■ PROVIDED TEXT:
==========

Assessment Overview: Assessment involves the use of empirical data on student learning to refine programs and improve student learning (Assessing Academic Programs in Higher Education by Allen 2004). As you design an assessment plan, be sure to align it to your student-learning objectives and outcomes for the course. Visit the UConn Assessment page for a wide variety of resources on designing and using assessments.

General Guidelines:

  • Focus on formative assessment.
  • Make assessments authentic.
  • Beware of using a grading system to punish.
  • Don’t let your grading system design your course.
  • Strive for a design that promotes a culture of learning, not earning.

For details on these and other guidelines specific to online courses, visit 10 Assessment Design Tips for Increasing Online Student Retention, Satisfaction and Learning

Formative Assessments: Formative assessments (interactive classroom discussions, self-assessments, warm-up quizzes, mid-semester evaluations, exit quizzes, etc.) monitor student learning.

  • These are short term, as they are most applicable when students are in the process of making sense of new content and applying it to what they already know.
  • The most striking feature of these types of assessments is the immediate feedback, which helps students make changes to their understanding of the material and allows the teacher to gauge student understanding and adapt to the needs of the students.
  • These types of assessments often do not carry any credit associated with the student grade.

At UConn you can use interactive clickers to do formative assessments during the course of a lecture.

Interim Assessments: Interim assessments (concept tests, quizzes, written essays, etc.) may be more formal and can occur throughout the semester.

==========

■ Region boundary data:

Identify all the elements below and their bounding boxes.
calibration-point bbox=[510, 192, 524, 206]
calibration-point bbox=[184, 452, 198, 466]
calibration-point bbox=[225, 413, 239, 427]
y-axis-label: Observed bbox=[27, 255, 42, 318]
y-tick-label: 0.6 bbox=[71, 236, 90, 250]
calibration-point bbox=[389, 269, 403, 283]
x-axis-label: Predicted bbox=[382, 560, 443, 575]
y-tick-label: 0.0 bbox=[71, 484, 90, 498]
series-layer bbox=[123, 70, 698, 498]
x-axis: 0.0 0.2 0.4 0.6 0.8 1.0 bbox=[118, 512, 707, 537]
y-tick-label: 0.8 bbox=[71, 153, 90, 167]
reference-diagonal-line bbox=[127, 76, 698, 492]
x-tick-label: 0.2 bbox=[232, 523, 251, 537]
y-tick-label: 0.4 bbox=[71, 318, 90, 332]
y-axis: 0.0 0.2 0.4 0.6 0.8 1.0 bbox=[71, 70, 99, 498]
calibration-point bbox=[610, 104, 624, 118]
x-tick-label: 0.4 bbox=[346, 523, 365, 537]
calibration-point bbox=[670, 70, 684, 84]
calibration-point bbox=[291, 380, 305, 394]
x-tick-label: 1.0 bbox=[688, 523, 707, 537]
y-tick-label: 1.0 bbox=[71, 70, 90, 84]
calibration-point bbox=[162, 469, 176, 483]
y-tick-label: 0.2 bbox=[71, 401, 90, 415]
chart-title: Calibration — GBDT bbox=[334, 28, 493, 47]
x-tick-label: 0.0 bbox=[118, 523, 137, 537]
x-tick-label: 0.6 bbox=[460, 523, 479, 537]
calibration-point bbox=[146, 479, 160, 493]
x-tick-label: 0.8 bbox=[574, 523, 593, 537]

==========

■ EXERCISE TASK 1:
According to the assessment overview, why are formative assessments short term? Answer in one to three sentences.
■ EXERCISE TASK 2:
Answer these questions from the assessment overview:
(a) Which page does it recommend for a wide variety of resources on designing and using assessments?
(b) What can be used at UConn to do formative assessments during a lecture?
(c) What examples of interim assessments does it list?
■ EXERCISE TASK 3:
Continue the assessment overview from the point where it stops.

■ EXERCISE RESPONSE 1:
Formative assessments are short term because they are most useful while students are still making sense of new content and applying it to what they already know.

■ EXERCISE RESPONSE 2:
(a) The UConn Assessment page.
(b) Interactive clickers.
(c) Concept tests, quizzes and written essays.

■ EXERCISE RESPONSE 3:
  • Typically, students are given the opportunity to revisit and perhaps revise these assessments after they have received feedback.
  • This type of assessment can be particularly useful in addressing the knowledge gaps in student understanding and can help you formulate better lesson plans during the course.
  • The feedback to students is quick but not necessarily immediate.
  • These types of assessment may count toward a small percentage of the student grade.

Summative Assessments: Summative assessments (typically midterm or final exams) evaluate student learning at the end of an instructional unit by comparing it against some standard or benchmark.

  • These assessments are formal and have a direct impact on student grades.
  • The feedback to the student may be extremely limited.
  • Generally students do not have the opportunity to re-take the assessment.
  • The results of these assessments can help students understand where they stand in the class by comparing grades and, if applicable, by looking at the descriptive statistics such as average, median and standard deviation.